_DOCUMENTO FUENTE:_

El amor no significa pasividad. El amor no significa permitir que otros pequen sin consecuencias. El amor no significa ser una víctima. El amor siempre busca restaurar, sanar y salvar. Pero para hacerlo, el amor debe ser firme, no miedoso.
El poder transformador del amor firme
Recuerdo una paciente que tenía grandes problemas para mantener sus límites. Había crecido en una familia muy controladora, donde nunca se le permitía decir “no”, donde expresar su opinión era castigado, y donde se esperaba que fuera sumisa sin cuestionamientos. Como adulta, continuaba relacionándose con los demás de la misma manera. Permitía que otros la usaran, la controlaran, se aprovecharan de su bondad. No sabía cómo decir “no”, y cuando lo intentaba, se sentía culpable.
Comenzamos a trabajar con una nueva perspectiva. Ella comenzó a comprender que la sumisión bíblica no se trata de dejar que otros la lastimen, sino de elegir libremente amar a los demás mientras se respeta a sí misma. Aprendió que podía decir “no” con amabilidad. Comenzó a poner límites, a mantenerse firme, a no huir ni agredir. Se encontró a sí misma experimentando paz por primera vez en años. El miedo ya no tenía el control. El amor, no el miedo, se convirtió en su motivación.

(Registros guardados del conjunto)
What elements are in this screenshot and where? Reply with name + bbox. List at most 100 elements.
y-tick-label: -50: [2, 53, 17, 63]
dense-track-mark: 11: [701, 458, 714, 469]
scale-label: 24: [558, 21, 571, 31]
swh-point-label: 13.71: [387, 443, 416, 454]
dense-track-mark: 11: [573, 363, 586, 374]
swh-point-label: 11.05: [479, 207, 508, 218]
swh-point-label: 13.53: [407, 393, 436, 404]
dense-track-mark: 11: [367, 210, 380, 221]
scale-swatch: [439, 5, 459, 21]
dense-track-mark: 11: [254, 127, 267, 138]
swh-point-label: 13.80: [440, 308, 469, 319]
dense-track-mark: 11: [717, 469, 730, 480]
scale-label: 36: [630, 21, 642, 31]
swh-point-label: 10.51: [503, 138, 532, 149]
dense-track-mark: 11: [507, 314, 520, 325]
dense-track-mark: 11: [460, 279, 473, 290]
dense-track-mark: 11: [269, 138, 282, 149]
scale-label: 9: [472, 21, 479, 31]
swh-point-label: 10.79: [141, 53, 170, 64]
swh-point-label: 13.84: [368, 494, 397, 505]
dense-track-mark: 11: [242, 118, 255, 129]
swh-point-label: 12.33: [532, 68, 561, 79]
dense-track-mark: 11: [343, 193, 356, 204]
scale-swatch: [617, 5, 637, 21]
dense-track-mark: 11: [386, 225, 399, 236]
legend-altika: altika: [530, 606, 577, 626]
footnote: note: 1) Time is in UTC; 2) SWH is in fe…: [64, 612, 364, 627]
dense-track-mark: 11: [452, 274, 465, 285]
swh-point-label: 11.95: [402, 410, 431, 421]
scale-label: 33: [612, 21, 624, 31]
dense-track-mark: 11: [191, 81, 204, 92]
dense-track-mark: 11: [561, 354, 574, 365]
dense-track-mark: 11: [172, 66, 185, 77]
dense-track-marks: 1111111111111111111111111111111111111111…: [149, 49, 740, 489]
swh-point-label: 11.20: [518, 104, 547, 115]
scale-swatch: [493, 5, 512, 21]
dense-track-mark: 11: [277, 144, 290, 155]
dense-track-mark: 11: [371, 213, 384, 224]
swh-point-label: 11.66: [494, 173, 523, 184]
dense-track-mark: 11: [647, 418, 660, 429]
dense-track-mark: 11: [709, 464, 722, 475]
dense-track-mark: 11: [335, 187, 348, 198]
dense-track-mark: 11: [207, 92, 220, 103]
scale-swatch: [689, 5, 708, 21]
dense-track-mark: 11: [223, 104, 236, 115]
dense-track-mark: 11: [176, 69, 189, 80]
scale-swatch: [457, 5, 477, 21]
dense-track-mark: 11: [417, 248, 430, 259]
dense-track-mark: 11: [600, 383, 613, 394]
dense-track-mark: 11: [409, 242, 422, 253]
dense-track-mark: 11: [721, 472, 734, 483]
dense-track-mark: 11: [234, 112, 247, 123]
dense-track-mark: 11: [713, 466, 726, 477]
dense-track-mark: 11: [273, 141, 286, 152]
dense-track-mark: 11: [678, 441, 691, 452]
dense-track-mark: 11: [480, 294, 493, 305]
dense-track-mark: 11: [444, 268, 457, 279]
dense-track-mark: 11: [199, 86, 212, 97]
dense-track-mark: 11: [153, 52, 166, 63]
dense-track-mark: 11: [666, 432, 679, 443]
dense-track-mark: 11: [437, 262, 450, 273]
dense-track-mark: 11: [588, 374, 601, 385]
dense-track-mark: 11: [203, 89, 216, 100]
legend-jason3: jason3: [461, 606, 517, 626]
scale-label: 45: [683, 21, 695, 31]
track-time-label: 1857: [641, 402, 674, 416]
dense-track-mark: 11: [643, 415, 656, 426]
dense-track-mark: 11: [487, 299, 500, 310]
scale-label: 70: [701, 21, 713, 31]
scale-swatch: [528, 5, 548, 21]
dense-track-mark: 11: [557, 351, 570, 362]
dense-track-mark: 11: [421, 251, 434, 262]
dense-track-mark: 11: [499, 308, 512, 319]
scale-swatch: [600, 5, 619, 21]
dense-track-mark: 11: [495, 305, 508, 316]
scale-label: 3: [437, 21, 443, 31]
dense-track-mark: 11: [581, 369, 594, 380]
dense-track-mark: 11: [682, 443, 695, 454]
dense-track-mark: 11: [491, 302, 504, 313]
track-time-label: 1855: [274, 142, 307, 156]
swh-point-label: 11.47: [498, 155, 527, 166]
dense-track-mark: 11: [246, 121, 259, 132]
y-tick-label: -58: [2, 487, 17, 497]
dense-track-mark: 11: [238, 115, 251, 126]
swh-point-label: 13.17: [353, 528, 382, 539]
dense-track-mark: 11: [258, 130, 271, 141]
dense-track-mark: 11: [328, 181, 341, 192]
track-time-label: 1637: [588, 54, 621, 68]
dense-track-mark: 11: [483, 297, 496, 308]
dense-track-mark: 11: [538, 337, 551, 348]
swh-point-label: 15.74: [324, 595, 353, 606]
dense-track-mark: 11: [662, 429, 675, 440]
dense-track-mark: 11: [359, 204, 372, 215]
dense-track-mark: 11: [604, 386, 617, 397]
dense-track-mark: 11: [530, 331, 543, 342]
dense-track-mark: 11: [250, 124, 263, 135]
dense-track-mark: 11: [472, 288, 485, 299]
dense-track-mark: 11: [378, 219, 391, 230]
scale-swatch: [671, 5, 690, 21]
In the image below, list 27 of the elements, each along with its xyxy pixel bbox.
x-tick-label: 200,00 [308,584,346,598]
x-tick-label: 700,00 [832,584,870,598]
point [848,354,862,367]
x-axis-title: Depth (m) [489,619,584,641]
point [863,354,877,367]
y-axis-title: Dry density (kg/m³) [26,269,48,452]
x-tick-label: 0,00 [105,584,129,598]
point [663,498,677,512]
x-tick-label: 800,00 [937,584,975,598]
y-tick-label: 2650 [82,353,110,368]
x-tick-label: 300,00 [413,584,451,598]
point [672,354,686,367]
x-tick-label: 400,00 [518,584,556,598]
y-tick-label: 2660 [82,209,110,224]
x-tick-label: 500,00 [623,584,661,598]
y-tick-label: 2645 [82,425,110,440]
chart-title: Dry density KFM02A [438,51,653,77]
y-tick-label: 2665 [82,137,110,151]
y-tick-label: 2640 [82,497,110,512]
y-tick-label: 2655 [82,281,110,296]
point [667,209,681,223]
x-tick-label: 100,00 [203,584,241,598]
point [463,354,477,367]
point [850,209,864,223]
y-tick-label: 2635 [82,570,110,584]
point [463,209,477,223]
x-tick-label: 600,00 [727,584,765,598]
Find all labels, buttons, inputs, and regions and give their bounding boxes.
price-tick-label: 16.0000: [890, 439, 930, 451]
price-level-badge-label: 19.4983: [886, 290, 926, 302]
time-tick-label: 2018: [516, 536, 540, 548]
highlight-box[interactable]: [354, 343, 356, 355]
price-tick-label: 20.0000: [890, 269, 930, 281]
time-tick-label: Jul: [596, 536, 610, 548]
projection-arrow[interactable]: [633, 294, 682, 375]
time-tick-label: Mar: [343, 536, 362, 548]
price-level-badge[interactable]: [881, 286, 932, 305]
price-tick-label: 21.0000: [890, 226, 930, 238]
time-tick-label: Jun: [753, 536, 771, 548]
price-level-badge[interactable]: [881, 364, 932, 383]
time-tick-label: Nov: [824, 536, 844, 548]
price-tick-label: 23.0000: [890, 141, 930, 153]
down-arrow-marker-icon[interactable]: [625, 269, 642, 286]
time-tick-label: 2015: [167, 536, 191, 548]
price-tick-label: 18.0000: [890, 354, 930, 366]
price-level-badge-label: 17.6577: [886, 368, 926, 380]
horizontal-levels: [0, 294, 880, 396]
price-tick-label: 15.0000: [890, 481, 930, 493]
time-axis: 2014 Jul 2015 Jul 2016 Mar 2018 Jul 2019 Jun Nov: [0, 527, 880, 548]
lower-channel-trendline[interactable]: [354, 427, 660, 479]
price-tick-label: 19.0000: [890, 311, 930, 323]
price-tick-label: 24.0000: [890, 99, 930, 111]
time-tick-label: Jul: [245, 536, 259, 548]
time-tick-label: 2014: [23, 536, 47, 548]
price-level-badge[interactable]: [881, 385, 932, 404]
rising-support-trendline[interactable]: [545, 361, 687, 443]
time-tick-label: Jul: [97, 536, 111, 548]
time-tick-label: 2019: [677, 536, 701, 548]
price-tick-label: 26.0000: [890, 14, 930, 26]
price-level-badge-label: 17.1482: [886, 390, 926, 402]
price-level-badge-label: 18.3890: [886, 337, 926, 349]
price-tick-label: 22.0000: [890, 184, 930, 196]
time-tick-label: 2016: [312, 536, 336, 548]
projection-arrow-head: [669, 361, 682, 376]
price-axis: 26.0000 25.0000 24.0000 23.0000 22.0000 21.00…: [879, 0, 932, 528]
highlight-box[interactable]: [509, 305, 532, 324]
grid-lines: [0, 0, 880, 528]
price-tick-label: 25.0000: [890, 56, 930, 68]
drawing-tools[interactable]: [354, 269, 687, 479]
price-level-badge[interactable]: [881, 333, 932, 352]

_QUÉ HACER:_
Copia del texto sobre el amor firme el tramo que empieza en las palabras "El amor no significa pasividad." y termina tras "firme, no miedoso.", llamando "indiferencia" a lo que allí se nombra "pasividad". Los registros no hacen falta aquí.

_RESULTADO:_
El amor no significa indiferencia. El amor no significa permitir que otros pequen sin consecuencias. El amor no significa ser una víctima. El amor siempre busca restaurar, sanar y salvar. Pero para hacerlo, el amor debe ser firme, no miedoso.